**EXTRACTED ENTRIES**:
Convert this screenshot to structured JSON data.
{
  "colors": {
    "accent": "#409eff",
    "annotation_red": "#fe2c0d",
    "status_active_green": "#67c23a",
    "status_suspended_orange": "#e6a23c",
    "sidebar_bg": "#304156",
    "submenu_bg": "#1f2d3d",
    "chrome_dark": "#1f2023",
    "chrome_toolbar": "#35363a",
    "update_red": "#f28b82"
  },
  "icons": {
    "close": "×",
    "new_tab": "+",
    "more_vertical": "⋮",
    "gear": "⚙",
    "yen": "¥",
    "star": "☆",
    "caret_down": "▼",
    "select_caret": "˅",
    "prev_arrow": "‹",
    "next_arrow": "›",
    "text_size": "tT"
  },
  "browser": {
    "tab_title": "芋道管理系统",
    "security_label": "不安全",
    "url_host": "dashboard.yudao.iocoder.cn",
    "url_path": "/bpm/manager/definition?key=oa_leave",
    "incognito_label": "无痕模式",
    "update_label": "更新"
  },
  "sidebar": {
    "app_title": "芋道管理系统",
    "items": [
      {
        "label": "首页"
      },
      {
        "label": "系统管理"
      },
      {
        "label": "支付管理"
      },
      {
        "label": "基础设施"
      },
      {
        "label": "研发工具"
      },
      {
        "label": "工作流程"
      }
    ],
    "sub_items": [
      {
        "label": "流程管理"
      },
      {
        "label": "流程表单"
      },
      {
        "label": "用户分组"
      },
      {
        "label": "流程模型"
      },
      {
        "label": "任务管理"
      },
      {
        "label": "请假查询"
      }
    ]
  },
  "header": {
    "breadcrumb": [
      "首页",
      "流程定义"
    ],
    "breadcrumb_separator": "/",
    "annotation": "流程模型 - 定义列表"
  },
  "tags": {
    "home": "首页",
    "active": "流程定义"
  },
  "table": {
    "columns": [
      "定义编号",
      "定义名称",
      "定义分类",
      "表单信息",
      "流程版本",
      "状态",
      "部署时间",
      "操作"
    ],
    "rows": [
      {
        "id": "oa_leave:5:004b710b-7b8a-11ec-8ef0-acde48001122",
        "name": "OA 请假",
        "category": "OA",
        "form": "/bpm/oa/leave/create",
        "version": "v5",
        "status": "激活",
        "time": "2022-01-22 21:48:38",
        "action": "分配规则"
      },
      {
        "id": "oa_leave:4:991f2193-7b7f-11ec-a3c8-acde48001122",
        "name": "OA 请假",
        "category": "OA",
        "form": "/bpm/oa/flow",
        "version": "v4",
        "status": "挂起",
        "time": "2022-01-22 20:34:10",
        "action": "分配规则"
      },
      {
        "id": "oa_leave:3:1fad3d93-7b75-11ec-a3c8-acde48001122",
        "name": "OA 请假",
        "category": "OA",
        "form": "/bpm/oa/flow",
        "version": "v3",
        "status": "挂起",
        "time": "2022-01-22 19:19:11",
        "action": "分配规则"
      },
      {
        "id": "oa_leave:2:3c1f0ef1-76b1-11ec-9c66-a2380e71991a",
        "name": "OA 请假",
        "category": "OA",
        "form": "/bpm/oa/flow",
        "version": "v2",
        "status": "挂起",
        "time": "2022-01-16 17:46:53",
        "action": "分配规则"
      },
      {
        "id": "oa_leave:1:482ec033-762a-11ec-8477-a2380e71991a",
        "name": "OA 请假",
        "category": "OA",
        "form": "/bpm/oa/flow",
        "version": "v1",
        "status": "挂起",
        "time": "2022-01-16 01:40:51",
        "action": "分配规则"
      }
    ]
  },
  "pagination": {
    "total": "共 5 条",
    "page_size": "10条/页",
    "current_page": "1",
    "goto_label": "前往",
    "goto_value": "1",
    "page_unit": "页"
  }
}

**WHAT YOU SHOULD DO**:
Repeat the entries above exactly, leaving nothing out.

**EXERCISE ANSWER**:
Convert this screenshot to structured JSON data.
{
  "colors": {
    "accent": "#409eff",
    "annotation_red": "#fe2c0d",
    "status_active_green": "#67c23a",
    "status_suspended_orange": "#e6a23c",
    "sidebar_bg": "#304156",
    "submenu_bg": "#1f2d3d",
    "chrome_dark": "#1f2023",
    "chrome_toolbar": "#35363a",
    "update_red": "#f28b82"
  },
  "icons": {
    "close": "×",
    "new_tab": "+",
    "more_vertical": "⋮",
    "gear": "⚙",
    "yen": "¥",
    "star": "☆",
    "caret_down": "▼",
    "select_caret": "˅",
    "prev_arrow": "‹",
    "next_arrow": "›",
    "text_size": "tT"
  },
  "browser": {
    "tab_title": "芋道管理系统",
    "security_label": "不安全",
    "url_host": "dashboard.yudao.iocoder.cn",
    "url_path": "/bpm/manager/definition?key=oa_leave",
    "incognito_label": "无痕模式",
    "update_label": "更新"
  },
  "sidebar": {
    "app_title": "芋道管理系统",
    "items": [
      {
        "label": "首页"
      },
      {
        "label": "系统管理"
      },
      {
        "label": "支付管理"
      },
      {
        "label": "基础设施"
      },
      {
        "label": "研发工具"
      },
      {
        "label": "工作流程"
      }
    ],
    "sub_items": [
      {
        "label": "流程管理"
      },
      {
        "label": "流程表单"
      },
      {
        "label": "用户分组"
      },
      {
        "label": "流程模型"
      },
      {
        "label": "任务管理"
      },
      {
        "label": "请假查询"
      }
    ]
  },
  "header": {
    "breadcrumb": [
      "首页",
      "流程定义"
    ],
    "breadcrumb_separator": "/",
    "annotation": "流程模型 - 定义列表"
  },
  "tags": {
    "home": "首页",
    "active": "流程定义"
  },
  "table": {
    "columns": [
      "定义编号",
      "定义名称",
      "定义分类",
      "表单信息",
      "流程版本",
      "状态",
      "部署时间",
      "操作"
    ],
    "rows": [
      {
        "id": "oa_leave:5:004b710b-7b8a-11ec-8ef0-acde48001122",
        "name": "OA 请假",
        "category": "OA",
        "form": "/bpm/oa/leave/create",
        "version": "v5",
        "status": "激活",
        "time": "2022-01-22 21:48:38",
        "action": "分配规则"
      },
      {
        "id": "oa_leave:4:991f2193-7b7f-11ec-a3c8-acde48001122",
        "name": "OA 请假",
        "category": "OA",
        "form": "/bpm/oa/flow",
        "version": "v4",
        "status": "挂起",
        "time": "2022-01-22 20:34:10",
        "action": "分配规则"
      },
      {
        "id": "oa_leave:3:1fad3d93-7b75-11ec-a3c8-acde48001122",
        "name": "OA 请假",
        "category": "OA",
        "form": "/bpm/oa/flow",
        "version": "v3",
        "status": "挂起",
        "time": "2022-01-22 19:19:11",
        "action": "分配规则"
      },
      {
        "id": "oa_leave:2:3c1f0ef1-76b1-11ec-9c66-a2380e71991a",
        "name": "OA 请假",
        "category": "OA",
        "form": "/bpm/oa/flow",
        "version": "v2",
        "status": "挂起",
        "time": "2022-01-16 17:46:53",
        "action": "分配规则"
      },
      {
        "id": "oa_leave:1:482ec033-762a-11ec-8477-a2380e71991a",
        "name": "OA 请假",
        "category": "OA",
        "form": "/bpm/oa/flow",
        "version": "v1",
        "status": "挂起",
        "time": "2022-01-16 01:40:51",
        "action": "分配规则"
      }
    ]
  },
  "pagination": {
    "total": "共 5 条",
    "page_size": "10条/页",
    "current_page": "1",
    "goto_label": "前往",
    "goto_value": "1",
    "page_unit": "页"
  }
}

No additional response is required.